● What you will do: Transcribe the part of the resistor power dissipation post starting with "Arrange them in parallel" and going on through "of 360 Watts.", keeping every word and mark unchanged.

● Source excerpt:
○ ○ ○ ○ ○
The power dissipation capability is simply the sum of the capabilities of
each of the components, regardless of the arrangement. What you have to
watch out for is what the parts are actually dissipating.
Trivial case #1. 3 resistors, each 120 ohms, each rated at 200 Watts.
Arrange them in parallel across 120V line. The total resistance is 40 ohms,
so there is a total of 3 amps through the source. I^2R is 9*40 or 360 watts.
You can also realize that each resistor will have a current of 1
Amp(=120V/120 ohms), and will dissipate 120 watts, for a total of 360 Watts.
Trivial case #2, 3 identical resistors, just like above. Arrange them in
series, across the same 120V source. Now, the resistance is 360 ohms, so
the current flow will be 1/3 amp. Total power dissipated is 40 Watts (=120
* 1/3) (distributed as 13.3=40/3 watts per resistor) or, using I^2R, 1/9*360
=40W
Non trivial cases. Assume that one of the resistors is 60 ohms, and the
other two are 120 ohms, as before. Hook them in parallel. Parallel
resistance is 30 ohms, so the current from the 120V source will be 4 amps.
TOTAL power dissipated in the resistors is 480W, but let's look at each of
the resistors: The 120 ohm resistors have 120V across them, so an amp
flows, and they each dissipate 120W. The 60 Ohm resistor has 2 amps flowing
through it, so it is now dissipating 240W (and getting very hot in the
process!).
Hook the same 3 resistors in series. The total resistance is 300 ohms, so
the current flow is 0.4 amps, dissipating 48 watts in all the resistors
together. The voltages don't divide evenly: the 60 ohm takes 24V, and the
pair of 120 ohm resistors has 48 volts across it. The 60 ohm resistor
dissipates 9.6 watts (=24*0.4) and the 120 ohm resistors each dissipate
twice that (19.2 watts).
Current through each resistor
-----Original Message-----
From: Tesla List <tesla-at-pupman-dot-com>
To: tesla-at-pupman-dot-com <tesla-at-pupman-dot-com>
Date: Thursday, June 08, 2000 9:17 AM
Subject: RE: Ceramic core resistors
>Original Poster: "Andres Vogel" <dreman-at-techie-dot-com>
>
>>Series = more ohms ?
>>Parallel = more watts ?
○ ○ ○ ○ ○
[Layout annotation records]
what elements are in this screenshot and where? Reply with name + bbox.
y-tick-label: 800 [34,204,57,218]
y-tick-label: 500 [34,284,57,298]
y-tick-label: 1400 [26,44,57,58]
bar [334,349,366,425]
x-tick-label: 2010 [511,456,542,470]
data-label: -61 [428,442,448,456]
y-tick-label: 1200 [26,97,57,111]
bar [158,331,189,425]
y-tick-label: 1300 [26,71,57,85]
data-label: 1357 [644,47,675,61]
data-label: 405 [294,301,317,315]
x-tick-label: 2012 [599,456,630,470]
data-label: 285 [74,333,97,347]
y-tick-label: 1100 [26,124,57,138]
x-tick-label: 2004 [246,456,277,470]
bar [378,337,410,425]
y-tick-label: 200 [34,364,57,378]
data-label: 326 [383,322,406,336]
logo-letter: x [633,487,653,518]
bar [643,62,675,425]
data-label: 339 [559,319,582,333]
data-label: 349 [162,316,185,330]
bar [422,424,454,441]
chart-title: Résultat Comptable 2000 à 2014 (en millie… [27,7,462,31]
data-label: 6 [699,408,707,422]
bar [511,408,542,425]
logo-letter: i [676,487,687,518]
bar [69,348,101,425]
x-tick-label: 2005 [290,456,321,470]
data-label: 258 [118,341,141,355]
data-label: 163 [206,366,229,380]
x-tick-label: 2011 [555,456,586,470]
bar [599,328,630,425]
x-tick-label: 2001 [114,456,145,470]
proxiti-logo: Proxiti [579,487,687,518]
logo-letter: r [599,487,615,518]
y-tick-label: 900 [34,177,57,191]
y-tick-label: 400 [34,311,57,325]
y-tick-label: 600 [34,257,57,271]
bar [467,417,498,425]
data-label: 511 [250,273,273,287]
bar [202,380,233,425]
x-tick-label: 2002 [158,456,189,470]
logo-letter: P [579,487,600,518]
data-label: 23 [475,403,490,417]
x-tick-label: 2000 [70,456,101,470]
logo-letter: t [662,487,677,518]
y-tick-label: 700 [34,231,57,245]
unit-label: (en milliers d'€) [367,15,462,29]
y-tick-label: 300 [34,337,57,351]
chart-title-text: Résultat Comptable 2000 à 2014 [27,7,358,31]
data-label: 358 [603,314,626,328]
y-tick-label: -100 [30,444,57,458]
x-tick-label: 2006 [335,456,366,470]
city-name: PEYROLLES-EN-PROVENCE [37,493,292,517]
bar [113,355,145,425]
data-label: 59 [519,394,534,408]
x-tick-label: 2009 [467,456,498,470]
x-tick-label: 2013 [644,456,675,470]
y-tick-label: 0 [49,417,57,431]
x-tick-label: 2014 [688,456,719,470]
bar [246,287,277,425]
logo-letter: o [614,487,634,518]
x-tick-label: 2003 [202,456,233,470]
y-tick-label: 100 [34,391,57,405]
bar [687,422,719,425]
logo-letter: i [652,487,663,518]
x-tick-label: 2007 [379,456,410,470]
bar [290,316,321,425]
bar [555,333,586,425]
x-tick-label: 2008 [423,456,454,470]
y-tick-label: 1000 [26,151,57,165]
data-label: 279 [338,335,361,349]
○ ○ ○ ○ ○
● Result for this exercise:
Arrange them in parallel across 120V line. The total resistance is 40 ohms,
so there is a total of 3 amps through the source. I^2R is 9*40 or 360 watts.
You can also realize that each resistor will have a current of 1
Amp(=120V/120 ohms), and will dissipate 120 watts, for a total of 360 Watts.